Pull out every line below containing the word "Affirmation".

(Items from a data source)
"""
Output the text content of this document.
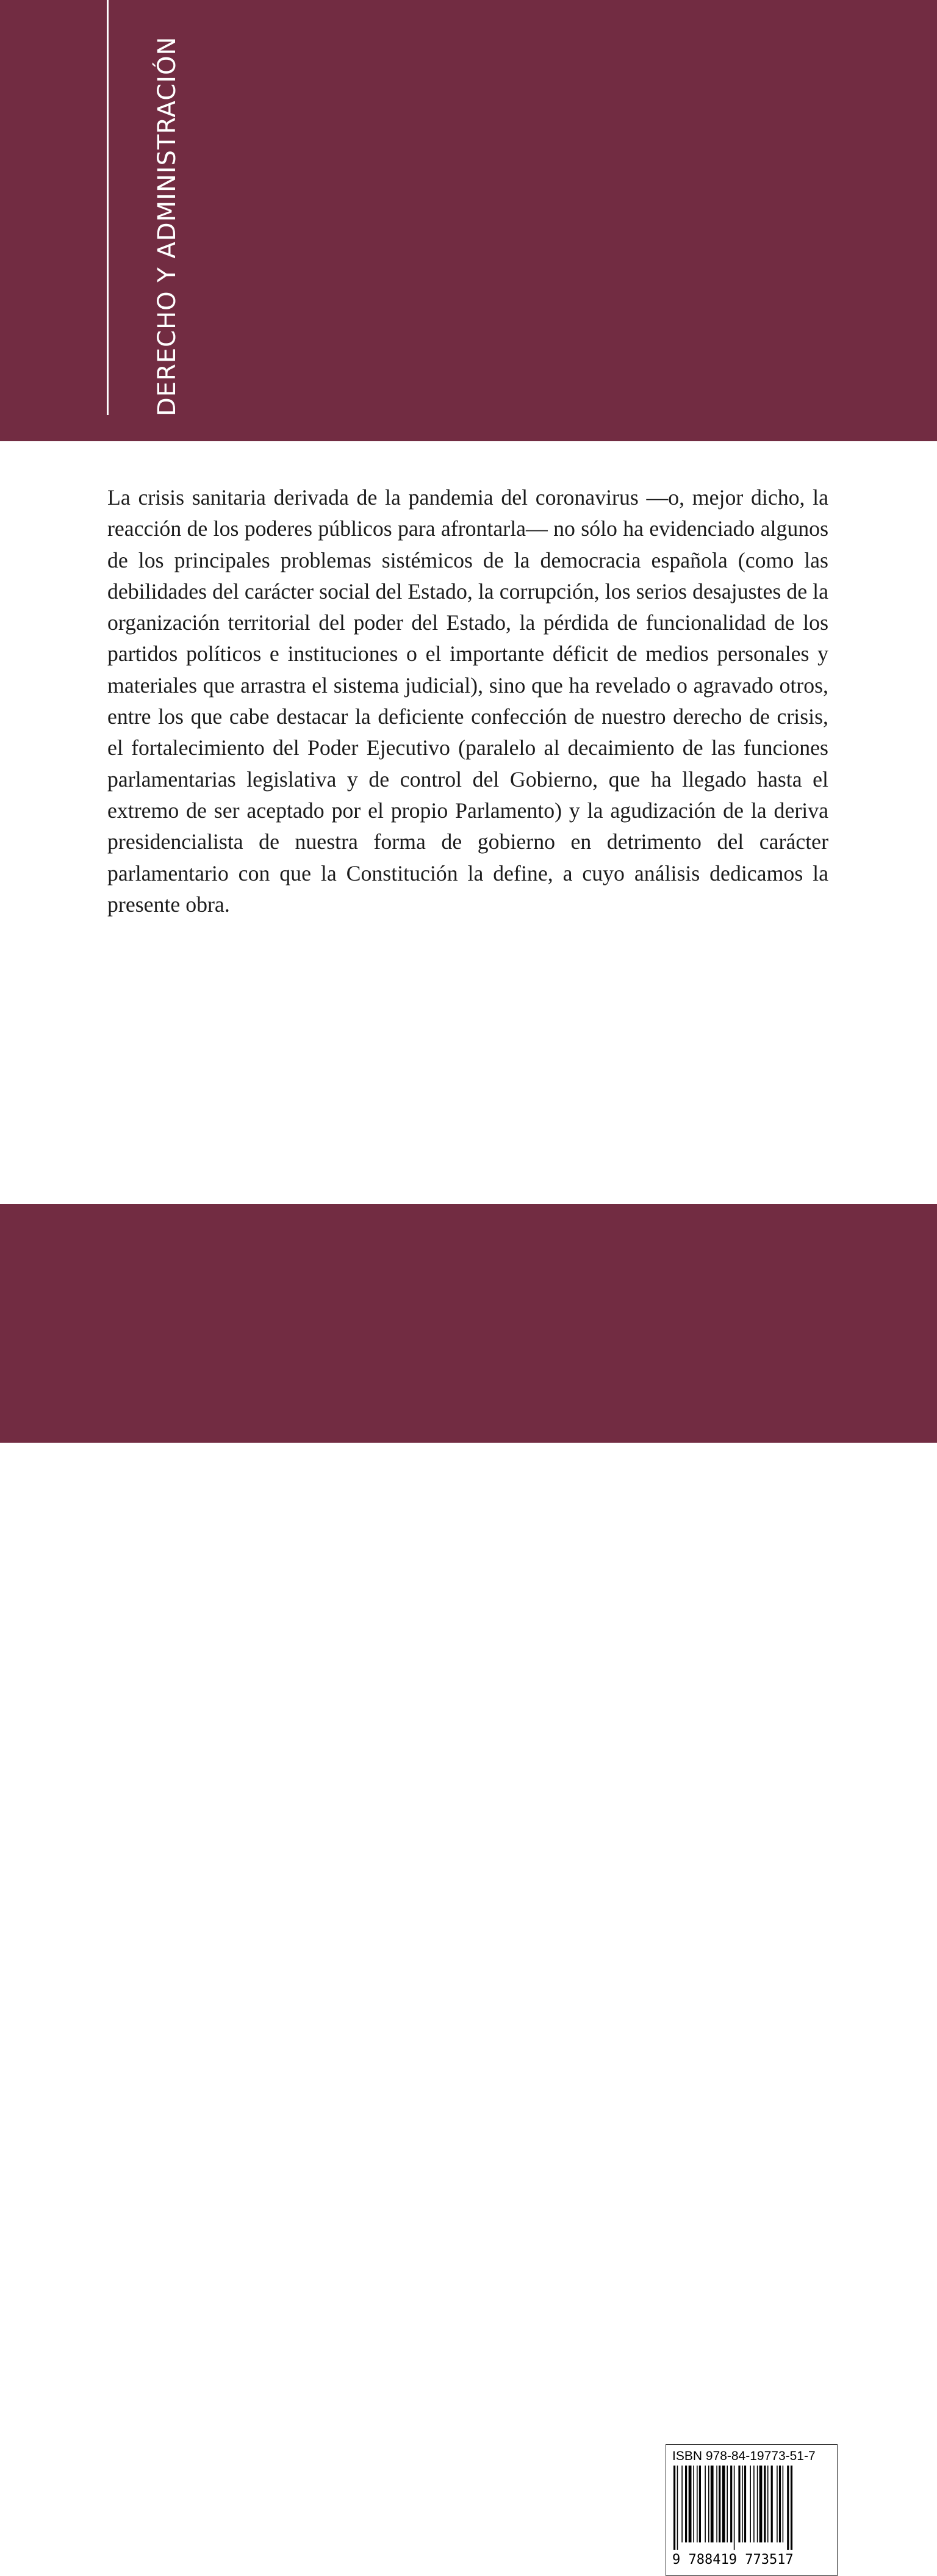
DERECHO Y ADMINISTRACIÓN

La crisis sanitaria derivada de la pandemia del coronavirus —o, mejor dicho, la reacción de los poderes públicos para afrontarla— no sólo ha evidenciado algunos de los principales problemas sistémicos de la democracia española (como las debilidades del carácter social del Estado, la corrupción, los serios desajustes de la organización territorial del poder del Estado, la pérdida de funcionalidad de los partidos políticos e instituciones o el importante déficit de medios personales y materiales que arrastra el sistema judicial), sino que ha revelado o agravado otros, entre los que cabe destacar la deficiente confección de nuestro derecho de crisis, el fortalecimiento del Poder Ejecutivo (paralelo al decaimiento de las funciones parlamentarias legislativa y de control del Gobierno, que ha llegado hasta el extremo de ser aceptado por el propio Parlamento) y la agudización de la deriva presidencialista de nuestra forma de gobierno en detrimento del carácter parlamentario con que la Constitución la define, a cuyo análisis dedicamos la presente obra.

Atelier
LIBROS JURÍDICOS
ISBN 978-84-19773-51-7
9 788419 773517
"""
"""
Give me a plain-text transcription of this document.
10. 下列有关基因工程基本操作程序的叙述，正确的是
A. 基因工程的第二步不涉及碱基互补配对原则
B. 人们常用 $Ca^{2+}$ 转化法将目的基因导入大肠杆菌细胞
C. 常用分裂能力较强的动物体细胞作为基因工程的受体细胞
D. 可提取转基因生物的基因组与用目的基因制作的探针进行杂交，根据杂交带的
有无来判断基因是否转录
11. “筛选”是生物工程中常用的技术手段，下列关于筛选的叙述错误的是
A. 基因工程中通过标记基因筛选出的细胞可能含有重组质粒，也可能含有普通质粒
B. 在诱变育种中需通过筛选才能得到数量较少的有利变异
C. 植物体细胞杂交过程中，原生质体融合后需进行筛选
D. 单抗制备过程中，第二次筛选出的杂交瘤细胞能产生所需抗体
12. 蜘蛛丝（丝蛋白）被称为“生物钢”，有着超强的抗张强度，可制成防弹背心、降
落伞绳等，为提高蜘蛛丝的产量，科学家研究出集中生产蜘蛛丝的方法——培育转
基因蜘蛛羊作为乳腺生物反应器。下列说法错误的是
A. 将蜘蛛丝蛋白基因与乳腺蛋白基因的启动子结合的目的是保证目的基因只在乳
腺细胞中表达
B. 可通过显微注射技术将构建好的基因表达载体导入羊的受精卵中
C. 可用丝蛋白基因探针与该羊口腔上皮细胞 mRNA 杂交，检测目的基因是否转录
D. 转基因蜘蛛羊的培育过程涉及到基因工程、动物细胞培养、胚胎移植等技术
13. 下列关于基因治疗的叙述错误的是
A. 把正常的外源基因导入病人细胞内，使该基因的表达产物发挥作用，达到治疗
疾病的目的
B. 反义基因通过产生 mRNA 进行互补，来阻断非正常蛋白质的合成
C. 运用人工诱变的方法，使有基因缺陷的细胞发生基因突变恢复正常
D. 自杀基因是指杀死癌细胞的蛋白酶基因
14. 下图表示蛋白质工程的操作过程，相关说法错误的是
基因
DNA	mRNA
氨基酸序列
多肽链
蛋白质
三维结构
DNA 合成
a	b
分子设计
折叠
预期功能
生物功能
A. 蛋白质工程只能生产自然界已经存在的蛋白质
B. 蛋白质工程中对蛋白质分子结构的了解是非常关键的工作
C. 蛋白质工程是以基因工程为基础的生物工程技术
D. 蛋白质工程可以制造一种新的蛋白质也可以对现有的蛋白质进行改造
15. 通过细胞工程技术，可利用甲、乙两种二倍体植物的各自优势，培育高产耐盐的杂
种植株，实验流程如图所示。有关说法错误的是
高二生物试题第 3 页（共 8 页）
"""
"""
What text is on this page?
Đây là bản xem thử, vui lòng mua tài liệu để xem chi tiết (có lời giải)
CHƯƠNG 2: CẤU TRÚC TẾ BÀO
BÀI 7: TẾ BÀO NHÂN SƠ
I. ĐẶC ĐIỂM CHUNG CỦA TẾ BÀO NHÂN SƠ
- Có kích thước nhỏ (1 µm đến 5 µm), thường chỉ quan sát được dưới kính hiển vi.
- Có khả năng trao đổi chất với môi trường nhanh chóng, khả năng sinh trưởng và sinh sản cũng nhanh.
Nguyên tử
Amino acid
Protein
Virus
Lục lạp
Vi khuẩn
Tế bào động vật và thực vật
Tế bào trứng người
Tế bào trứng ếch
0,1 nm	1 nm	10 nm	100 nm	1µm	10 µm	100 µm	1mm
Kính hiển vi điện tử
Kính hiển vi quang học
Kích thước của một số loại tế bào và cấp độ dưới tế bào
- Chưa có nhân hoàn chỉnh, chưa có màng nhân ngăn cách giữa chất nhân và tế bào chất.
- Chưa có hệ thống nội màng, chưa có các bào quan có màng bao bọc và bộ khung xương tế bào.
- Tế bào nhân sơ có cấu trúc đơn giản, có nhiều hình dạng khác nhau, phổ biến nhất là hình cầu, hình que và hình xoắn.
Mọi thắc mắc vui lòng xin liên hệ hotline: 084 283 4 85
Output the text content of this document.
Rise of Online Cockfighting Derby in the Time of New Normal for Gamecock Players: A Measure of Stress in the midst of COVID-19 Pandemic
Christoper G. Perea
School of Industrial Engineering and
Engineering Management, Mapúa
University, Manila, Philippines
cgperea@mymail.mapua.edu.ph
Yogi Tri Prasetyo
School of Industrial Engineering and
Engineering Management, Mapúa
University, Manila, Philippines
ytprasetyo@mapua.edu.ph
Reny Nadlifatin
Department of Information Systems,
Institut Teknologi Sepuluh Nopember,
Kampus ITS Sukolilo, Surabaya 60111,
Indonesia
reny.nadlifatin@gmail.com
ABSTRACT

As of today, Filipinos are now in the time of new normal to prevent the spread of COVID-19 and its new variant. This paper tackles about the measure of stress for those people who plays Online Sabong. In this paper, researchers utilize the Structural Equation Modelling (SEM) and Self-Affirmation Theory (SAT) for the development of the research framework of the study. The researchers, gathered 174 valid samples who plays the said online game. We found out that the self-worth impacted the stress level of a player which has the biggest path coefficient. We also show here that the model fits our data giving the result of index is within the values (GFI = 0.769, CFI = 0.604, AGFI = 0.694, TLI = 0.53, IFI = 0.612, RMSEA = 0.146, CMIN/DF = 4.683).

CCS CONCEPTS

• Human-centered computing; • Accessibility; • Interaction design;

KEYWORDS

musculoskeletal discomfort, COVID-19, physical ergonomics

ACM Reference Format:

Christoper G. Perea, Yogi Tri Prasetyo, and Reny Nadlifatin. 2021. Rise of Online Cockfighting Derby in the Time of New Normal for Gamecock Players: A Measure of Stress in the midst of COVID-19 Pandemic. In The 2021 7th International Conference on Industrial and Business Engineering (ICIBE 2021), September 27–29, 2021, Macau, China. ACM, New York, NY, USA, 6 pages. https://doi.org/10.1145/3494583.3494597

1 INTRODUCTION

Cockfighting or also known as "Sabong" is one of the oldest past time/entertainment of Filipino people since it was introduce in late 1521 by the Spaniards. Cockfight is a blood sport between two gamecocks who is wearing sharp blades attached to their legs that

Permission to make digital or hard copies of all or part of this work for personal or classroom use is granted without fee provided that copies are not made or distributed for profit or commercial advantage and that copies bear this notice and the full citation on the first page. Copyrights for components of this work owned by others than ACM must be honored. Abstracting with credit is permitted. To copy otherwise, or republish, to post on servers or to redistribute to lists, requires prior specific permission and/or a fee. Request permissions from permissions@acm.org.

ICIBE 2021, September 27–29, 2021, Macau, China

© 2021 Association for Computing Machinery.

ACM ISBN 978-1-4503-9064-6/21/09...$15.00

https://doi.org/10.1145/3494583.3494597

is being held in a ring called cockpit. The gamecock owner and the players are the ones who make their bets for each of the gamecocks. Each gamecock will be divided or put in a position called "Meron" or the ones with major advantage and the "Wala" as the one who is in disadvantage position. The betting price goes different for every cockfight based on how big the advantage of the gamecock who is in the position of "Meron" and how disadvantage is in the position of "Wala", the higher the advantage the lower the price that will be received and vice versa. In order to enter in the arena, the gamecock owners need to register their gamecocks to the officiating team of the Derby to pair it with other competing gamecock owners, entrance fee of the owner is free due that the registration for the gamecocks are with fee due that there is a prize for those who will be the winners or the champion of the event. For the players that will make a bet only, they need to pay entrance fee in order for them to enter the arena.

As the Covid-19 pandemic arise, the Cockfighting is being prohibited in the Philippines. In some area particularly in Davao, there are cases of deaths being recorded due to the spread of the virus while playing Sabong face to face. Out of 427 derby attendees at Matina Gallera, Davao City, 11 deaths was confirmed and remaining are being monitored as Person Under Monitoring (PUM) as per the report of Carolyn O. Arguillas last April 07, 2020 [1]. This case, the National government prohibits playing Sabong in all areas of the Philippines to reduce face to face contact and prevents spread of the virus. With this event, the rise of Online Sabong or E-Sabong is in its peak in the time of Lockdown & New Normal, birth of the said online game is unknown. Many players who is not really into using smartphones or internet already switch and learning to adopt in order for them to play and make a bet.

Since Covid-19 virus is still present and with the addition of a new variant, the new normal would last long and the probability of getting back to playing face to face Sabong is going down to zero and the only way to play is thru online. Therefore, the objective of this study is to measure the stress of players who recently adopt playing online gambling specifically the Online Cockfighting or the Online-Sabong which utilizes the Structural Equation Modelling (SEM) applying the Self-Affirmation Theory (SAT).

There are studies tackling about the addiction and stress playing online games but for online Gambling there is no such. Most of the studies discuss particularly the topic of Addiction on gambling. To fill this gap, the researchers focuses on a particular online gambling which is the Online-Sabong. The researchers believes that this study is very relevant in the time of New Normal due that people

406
"""
Written solution:
As of today, Filipinos are now in the time of new normal to prevent the spread of COVID-19 and its new variant. This paper tackles about the measure of stress for those people who plays Online Sabong. In this paper, researchers utilize the Structural Equation Modelling (SEM) and Self-Affirmation Theory (SAT) for the development of the research framework of the study. The researchers, gathered 174 valid samples who plays the said online game. We found out that the self-worth impacted the stress level of a player which has the biggest path coefficient. We also show here that the model fits our data giving the result of index is within the values (GFI = 0.769, CFI = 0.604, AGFI = 0.694, TLI = 0.53, IFI = 0.612, RMSEA = 0.146, CMIN/DF = 4.683).
Since Covid-19 virus is still present and with the addition of a new variant, the new normal would last long and the probability of getting back to playing face to face Sabong is going down to zero and the only way to play is thru online. Therefore, the objective of this study is to measure the stress of players who recently adopt playing online gambling specifically the Online Cockfighting or the Online-Sabong which utilizes the Structural Equation Modelling (SEM) applying the Self-Affirmation Theory (SAT).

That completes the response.